Instructions to follow
Find the word "ylabel" in the data. Return every line where it appears.

--- Start Available data ---

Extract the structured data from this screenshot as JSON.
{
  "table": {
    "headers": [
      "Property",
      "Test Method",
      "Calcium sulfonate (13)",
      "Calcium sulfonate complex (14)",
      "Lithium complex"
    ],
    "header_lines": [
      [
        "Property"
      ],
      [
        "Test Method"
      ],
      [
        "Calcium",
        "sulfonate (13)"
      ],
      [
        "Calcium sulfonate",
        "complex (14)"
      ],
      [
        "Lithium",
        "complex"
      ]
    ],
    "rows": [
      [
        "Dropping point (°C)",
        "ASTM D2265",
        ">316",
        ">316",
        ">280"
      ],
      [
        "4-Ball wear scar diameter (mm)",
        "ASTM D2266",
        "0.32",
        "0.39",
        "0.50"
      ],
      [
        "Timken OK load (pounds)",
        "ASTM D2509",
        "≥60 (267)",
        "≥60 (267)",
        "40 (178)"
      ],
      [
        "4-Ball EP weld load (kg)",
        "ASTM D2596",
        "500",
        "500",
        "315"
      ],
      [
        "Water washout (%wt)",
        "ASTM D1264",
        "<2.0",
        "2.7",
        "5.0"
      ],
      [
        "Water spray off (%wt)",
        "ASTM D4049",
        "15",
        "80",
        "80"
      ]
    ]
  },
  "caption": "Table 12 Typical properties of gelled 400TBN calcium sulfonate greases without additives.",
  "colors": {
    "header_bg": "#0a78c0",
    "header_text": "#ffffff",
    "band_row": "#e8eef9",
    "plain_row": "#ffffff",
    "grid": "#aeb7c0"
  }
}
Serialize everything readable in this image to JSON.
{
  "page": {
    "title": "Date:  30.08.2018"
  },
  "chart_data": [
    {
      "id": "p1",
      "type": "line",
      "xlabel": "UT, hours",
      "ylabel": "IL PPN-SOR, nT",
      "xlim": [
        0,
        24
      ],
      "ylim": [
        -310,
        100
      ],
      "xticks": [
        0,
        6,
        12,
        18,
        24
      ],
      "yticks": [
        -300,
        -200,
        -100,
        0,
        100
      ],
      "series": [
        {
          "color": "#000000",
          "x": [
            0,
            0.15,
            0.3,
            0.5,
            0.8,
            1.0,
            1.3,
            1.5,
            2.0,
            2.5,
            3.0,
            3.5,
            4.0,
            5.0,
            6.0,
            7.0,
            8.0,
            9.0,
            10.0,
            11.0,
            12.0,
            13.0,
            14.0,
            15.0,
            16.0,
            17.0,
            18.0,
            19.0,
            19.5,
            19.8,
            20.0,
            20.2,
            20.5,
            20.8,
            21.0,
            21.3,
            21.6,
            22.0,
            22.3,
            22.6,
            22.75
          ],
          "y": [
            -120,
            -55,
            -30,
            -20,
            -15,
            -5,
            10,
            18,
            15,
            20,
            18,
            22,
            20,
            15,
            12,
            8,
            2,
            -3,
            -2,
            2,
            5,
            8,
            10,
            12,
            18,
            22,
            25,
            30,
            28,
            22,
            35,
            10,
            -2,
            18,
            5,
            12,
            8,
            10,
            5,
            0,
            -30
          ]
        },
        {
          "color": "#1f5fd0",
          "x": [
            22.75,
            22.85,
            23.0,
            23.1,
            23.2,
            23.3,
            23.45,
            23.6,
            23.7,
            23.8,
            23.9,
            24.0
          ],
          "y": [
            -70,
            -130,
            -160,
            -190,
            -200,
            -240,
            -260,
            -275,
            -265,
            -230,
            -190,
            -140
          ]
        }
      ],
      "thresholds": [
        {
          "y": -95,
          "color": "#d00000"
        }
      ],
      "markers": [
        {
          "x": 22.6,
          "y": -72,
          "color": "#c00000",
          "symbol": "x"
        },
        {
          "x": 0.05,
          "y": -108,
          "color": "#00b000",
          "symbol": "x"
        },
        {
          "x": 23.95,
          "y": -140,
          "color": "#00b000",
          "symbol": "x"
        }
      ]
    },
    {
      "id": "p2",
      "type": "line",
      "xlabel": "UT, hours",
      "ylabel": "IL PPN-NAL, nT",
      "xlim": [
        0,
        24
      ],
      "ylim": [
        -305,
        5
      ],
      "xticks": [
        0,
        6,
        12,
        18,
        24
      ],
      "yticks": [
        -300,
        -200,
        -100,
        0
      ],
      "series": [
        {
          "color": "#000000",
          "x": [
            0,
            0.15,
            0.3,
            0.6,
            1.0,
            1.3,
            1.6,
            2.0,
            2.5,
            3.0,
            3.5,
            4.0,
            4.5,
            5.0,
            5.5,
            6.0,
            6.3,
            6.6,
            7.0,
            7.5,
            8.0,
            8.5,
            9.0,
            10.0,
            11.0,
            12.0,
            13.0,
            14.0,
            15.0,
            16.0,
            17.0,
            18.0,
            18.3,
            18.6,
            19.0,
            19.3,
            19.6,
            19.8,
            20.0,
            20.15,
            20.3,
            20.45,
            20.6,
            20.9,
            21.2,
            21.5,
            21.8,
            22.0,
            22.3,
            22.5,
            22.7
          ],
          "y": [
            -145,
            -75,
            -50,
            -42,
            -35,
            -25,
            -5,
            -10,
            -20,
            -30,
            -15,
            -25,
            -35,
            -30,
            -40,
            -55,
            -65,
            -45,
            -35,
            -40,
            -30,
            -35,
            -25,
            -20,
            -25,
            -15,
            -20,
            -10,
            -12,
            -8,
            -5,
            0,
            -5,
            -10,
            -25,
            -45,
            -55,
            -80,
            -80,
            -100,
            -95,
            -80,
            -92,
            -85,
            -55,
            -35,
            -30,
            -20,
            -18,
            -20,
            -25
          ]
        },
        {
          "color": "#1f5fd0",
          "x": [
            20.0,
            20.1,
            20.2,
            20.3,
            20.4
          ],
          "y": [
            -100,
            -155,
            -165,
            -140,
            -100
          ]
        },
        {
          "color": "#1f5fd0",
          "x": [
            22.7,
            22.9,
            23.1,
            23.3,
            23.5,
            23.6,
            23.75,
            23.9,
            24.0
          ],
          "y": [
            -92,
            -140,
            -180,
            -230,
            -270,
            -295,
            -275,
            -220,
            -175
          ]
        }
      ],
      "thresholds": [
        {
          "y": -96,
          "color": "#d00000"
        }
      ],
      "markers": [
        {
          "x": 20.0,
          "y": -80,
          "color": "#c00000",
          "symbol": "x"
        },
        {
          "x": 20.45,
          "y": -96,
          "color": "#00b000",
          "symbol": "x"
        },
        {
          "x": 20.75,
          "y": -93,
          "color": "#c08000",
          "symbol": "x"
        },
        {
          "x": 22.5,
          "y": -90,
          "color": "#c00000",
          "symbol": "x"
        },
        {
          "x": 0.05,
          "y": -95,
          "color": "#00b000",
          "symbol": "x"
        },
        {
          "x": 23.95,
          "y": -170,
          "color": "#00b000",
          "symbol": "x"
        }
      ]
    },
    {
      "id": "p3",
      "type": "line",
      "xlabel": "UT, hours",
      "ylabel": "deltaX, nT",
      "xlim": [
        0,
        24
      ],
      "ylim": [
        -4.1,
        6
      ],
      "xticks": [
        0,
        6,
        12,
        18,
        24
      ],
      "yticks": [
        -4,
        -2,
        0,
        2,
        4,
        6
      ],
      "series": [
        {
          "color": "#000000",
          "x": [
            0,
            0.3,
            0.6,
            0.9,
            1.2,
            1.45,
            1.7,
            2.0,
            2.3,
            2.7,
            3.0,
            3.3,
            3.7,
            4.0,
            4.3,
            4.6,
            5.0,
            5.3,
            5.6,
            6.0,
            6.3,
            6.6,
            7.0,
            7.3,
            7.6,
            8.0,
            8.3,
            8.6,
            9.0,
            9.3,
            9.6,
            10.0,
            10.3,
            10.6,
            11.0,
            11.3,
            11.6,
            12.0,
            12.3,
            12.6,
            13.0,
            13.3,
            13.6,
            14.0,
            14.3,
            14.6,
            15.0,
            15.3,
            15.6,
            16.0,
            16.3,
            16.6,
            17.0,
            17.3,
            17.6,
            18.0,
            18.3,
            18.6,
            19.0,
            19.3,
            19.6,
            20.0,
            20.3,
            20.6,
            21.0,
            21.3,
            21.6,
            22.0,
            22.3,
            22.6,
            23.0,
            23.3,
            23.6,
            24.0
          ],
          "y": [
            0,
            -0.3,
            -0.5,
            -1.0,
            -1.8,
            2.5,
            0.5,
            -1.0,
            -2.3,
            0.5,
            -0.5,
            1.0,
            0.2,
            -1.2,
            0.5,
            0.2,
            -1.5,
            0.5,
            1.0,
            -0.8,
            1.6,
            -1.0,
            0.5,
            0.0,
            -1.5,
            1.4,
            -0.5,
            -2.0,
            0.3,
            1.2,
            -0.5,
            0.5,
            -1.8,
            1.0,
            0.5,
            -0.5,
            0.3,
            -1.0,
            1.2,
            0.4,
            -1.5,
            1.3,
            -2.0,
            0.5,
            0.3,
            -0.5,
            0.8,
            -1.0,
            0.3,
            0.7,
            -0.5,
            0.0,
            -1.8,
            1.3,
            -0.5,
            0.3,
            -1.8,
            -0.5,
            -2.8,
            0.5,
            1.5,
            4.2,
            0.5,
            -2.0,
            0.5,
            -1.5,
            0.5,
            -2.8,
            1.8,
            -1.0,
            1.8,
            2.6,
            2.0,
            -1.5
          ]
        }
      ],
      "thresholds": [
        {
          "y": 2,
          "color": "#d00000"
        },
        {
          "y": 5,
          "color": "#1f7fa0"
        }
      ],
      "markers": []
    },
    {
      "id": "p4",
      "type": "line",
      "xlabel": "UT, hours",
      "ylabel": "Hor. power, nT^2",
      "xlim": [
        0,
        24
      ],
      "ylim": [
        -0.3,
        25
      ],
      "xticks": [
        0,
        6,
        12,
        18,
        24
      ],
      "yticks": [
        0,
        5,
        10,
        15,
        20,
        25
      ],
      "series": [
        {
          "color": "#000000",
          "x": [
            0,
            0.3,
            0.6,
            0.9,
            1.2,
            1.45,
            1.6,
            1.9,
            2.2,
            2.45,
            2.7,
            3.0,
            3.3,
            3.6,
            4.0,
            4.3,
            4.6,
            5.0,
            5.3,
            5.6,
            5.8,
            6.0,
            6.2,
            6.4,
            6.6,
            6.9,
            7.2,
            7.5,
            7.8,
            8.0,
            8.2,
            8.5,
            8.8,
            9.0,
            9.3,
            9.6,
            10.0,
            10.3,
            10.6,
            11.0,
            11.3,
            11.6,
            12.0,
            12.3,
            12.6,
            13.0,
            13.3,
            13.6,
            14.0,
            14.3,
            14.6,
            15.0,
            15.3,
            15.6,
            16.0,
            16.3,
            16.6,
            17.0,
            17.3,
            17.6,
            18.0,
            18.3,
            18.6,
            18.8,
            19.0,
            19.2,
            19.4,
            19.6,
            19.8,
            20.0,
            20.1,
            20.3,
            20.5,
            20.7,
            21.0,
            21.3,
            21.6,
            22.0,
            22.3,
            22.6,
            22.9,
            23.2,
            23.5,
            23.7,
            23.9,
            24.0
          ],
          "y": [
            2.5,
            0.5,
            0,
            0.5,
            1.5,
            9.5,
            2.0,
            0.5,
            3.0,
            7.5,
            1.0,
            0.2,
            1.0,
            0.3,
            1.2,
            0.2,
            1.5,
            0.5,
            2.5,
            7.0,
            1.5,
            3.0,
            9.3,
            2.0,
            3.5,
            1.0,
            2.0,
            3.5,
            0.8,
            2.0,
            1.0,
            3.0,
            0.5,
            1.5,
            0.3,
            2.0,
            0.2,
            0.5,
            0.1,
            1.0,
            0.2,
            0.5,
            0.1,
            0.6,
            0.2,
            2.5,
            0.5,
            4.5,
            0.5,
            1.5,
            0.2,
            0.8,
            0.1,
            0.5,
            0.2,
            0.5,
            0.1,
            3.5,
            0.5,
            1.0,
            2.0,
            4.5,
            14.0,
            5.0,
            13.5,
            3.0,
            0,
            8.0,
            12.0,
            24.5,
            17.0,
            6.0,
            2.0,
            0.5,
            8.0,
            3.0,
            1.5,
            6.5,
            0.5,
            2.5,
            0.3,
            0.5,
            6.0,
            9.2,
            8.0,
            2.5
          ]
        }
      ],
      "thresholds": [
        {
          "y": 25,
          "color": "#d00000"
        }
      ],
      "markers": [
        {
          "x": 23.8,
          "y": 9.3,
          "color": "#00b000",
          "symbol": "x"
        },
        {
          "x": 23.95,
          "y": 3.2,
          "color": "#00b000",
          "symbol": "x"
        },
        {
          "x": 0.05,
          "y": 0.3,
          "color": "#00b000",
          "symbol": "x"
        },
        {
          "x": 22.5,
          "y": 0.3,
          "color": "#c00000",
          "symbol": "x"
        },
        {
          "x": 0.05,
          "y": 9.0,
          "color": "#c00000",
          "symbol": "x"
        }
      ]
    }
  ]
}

--- End Available data ---

Solution below
      "ylabel": "IL PPN-SOR, nT",
      "ylabel": "IL PPN-NAL, nT",
      "ylabel": "deltaX, nT",
      "ylabel": "Hor. power, nT^2",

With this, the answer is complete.